WORK TO BE COMPLETED: Copy out all the records exactly.

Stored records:

***

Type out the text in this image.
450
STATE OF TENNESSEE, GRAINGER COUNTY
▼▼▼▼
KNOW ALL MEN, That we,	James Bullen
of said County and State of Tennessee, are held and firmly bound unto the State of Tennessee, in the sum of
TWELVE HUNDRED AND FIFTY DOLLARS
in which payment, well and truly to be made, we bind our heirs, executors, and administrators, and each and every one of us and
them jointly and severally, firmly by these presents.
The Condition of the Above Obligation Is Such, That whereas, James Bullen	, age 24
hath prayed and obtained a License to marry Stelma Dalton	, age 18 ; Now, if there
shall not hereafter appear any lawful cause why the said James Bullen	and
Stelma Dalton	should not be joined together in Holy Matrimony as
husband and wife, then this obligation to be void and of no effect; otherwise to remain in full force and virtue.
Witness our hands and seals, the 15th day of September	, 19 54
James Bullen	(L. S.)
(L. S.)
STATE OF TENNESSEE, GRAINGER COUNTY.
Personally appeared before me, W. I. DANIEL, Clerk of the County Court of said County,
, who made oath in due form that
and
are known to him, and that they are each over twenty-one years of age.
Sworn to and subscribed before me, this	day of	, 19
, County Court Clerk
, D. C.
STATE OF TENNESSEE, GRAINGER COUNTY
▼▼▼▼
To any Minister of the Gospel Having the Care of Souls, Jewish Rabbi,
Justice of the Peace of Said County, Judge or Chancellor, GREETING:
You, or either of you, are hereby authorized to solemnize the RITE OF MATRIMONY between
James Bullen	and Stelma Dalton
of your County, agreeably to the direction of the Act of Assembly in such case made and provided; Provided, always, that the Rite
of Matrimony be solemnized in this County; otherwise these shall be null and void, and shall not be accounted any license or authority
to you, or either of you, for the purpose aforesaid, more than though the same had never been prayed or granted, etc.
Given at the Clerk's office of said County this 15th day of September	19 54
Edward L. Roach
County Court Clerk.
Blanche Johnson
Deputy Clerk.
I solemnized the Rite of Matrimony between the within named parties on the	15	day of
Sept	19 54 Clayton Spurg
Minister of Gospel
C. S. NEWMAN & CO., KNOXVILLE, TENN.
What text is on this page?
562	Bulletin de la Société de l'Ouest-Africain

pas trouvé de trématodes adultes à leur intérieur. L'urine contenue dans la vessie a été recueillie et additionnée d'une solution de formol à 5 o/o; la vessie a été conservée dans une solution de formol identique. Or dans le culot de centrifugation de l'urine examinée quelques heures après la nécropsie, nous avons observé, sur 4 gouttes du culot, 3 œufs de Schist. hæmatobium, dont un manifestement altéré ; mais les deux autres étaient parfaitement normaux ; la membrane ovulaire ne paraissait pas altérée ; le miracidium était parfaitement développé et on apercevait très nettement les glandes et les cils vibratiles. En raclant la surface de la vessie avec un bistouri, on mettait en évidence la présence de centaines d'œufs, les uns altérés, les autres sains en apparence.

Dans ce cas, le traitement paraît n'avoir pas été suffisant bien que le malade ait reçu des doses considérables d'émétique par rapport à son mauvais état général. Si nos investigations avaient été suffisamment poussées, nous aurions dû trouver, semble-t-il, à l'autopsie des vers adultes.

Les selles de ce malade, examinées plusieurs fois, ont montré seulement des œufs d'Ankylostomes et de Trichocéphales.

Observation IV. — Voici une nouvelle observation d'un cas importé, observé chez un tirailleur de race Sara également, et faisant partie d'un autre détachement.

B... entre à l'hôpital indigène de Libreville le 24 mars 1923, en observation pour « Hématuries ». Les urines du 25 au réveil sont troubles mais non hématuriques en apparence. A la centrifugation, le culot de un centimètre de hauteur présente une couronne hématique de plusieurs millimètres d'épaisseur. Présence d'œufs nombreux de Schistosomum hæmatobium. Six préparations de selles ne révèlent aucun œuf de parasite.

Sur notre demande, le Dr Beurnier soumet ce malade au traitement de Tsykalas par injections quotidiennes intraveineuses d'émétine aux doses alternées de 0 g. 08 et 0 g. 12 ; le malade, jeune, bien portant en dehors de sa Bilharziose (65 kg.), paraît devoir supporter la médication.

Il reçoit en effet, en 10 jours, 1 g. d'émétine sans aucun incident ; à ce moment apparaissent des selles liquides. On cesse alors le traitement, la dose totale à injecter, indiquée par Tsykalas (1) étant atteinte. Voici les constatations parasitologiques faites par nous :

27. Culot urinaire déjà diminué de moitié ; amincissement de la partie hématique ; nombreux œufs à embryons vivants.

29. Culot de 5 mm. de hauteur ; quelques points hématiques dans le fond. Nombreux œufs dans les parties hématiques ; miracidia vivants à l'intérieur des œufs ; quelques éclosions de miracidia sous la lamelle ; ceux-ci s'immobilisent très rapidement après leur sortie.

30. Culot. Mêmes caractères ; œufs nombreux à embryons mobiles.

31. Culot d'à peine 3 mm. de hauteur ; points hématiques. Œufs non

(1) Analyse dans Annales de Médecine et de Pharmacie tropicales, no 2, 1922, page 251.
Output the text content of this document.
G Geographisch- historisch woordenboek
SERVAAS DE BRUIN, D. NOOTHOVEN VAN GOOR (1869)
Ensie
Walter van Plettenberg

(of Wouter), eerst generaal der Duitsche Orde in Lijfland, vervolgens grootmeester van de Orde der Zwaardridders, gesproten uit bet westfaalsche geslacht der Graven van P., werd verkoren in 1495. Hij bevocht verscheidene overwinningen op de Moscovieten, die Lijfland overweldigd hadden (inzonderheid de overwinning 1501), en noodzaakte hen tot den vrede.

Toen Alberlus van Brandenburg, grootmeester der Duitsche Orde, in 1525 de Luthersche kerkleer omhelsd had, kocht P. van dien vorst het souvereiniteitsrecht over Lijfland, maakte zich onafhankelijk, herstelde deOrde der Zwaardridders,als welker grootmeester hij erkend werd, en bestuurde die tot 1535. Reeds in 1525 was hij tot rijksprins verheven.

***

SOLVED EXERCISE:
Type out the text in this image.
450
STATE OF TENNESSEE, GRAINGER COUNTY
▼▼▼▼
KNOW ALL MEN, That we,	James Bullen
of said County and State of Tennessee, are held and firmly bound unto the State of Tennessee, in the sum of
TWELVE HUNDRED AND FIFTY DOLLARS
in which payment, well and truly to be made, we bind our heirs, executors, and administrators, and each and every one of us and
them jointly and severally, firmly by these presents.
The Condition of the Above Obligation Is Such, That whereas, James Bullen	, age 24
hath prayed and obtained a License to marry Stelma Dalton	, age 18 ; Now, if there
shall not hereafter appear any lawful cause why the said James Bullen	and
Stelma Dalton	should not be joined together in Holy Matrimony as
husband and wife, then this obligation to be void and of no effect; otherwise to remain in full force and virtue.
Witness our hands and seals, the 15th day of September	, 19 54
James Bullen	(L. S.)
(L. S.)
STATE OF TENNESSEE, GRAINGER COUNTY.
Personally appeared before me, W. I. DANIEL, Clerk of the County Court of said County,
, who made oath in due form that
and
are known to him, and that they are each over twenty-one years of age.
Sworn to and subscribed before me, this	day of	, 19
, County Court Clerk
, D. C.
STATE OF TENNESSEE, GRAINGER COUNTY
▼▼▼▼
To any Minister of the Gospel Having the Care of Souls, Jewish Rabbi,
Justice of the Peace of Said County, Judge or Chancellor, GREETING:
You, or either of you, are hereby authorized to solemnize the RITE OF MATRIMONY between
James Bullen	and Stelma Dalton
of your County, agreeably to the direction of the Act of Assembly in such case made and provided; Provided, always, that the Rite
of Matrimony be solemnized in this County; otherwise these shall be null and void, and shall not be accounted any license or authority
to you, or either of you, for the purpose aforesaid, more than though the same had never been prayed or granted, etc.
Given at the Clerk's office of said County this 15th day of September	19 54
Edward L. Roach
County Court Clerk.
Blanche Johnson
Deputy Clerk.
I solemnized the Rite of Matrimony between the within named parties on the	15	day of
Sept	19 54 Clayton Spurg
Minister of Gospel
C. S. NEWMAN & CO., KNOXVILLE, TENN.
What text is on this page?
562	Bulletin de la Société de l'Ouest-Africain

pas trouvé de trématodes adultes à leur intérieur. L'urine contenue dans la vessie a été recueillie et additionnée d'une solution de formol à 5 o/o; la vessie a été conservée dans une solution de formol identique. Or dans le culot de centrifugation de l'urine examinée quelques heures après la nécropsie, nous avons observé, sur 4 gouttes du culot, 3 œufs de Schist. hæmatobium, dont un manifestement altéré ; mais les deux autres étaient parfaitement normaux ; la membrane ovulaire ne paraissait pas altérée ; le miracidium était parfaitement développé et on apercevait très nettement les glandes et les cils vibratiles. En raclant la surface de la vessie avec un bistouri, on mettait en évidence la présence de centaines d'œufs, les uns altérés, les autres sains en apparence.

Dans ce cas, le traitement paraît n'avoir pas été suffisant bien que le malade ait reçu des doses considérables d'émétique par rapport à son mauvais état général. Si nos investigations avaient été suffisamment poussées, nous aurions dû trouver, semble-t-il, à l'autopsie des vers adultes.

Les selles de ce malade, examinées plusieurs fois, ont montré seulement des œufs d'Ankylostomes et de Trichocéphales.

Observation IV. — Voici une nouvelle observation d'un cas importé, observé chez un tirailleur de race Sara également, et faisant partie d'un autre détachement.

B... entre à l'hôpital indigène de Libreville le 24 mars 1923, en observation pour « Hématuries ». Les urines du 25 au réveil sont troubles mais non hématuriques en apparence. A la centrifugation, le culot de un centimètre de hauteur présente une couronne hématique de plusieurs millimètres d'épaisseur. Présence d'œufs nombreux de Schistosomum hæmatobium. Six préparations de selles ne révèlent aucun œuf de parasite.

Sur notre demande, le Dr Beurnier soumet ce malade au traitement de Tsykalas par injections quotidiennes intraveineuses d'émétine aux doses alternées de 0 g. 08 et 0 g. 12 ; le malade, jeune, bien portant en dehors de sa Bilharziose (65 kg.), paraît devoir supporter la médication.

Il reçoit en effet, en 10 jours, 1 g. d'émétine sans aucun incident ; à ce moment apparaissent des selles liquides. On cesse alors le traitement, la dose totale à injecter, indiquée par Tsykalas (1) étant atteinte. Voici les constatations parasitologiques faites par nous :

27. Culot urinaire déjà diminué de moitié ; amincissement de la partie hématique ; nombreux œufs à embryons vivants.

29. Culot de 5 mm. de hauteur ; quelques points hématiques dans le fond. Nombreux œufs dans les parties hématiques ; miracidia vivants à l'intérieur des œufs ; quelques éclosions de miracidia sous la lamelle ; ceux-ci s'immobilisent très rapidement après leur sortie.

30. Culot. Mêmes caractères ; œufs nombreux à embryons mobiles.

31. Culot d'à peine 3 mm. de hauteur ; points hématiques. Œufs non

(1) Analyse dans Annales de Médecine et de Pharmacie tropicales, no 2, 1922, page 251.
Output the text content of this document.
G Geographisch- historisch woordenboek
SERVAAS DE BRUIN, D. NOOTHOVEN VAN GOOR (1869)
Ensie
Walter van Plettenberg

(of Wouter), eerst generaal der Duitsche Orde in Lijfland, vervolgens grootmeester van de Orde der Zwaardridders, gesproten uit bet westfaalsche geslacht der Graven van P., werd verkoren in 1495. Hij bevocht verscheidene overwinningen op de Moscovieten, die Lijfland overweldigd hadden (inzonderheid de overwinning 1501), en noodzaakte hen tot den vrede.

Toen Alberlus van Brandenburg, grootmeester der Duitsche Orde, in 1525 de Luthersche kerkleer omhelsd had, kocht P. van dien vorst het souvereiniteitsrecht over Lijfland, maakte zich onafhankelijk, herstelde deOrde der Zwaardridders,als welker grootmeester hij erkend werd, en bestuurde die tot 1535. Reeds in 1525 was hij tot rijksprins verheven.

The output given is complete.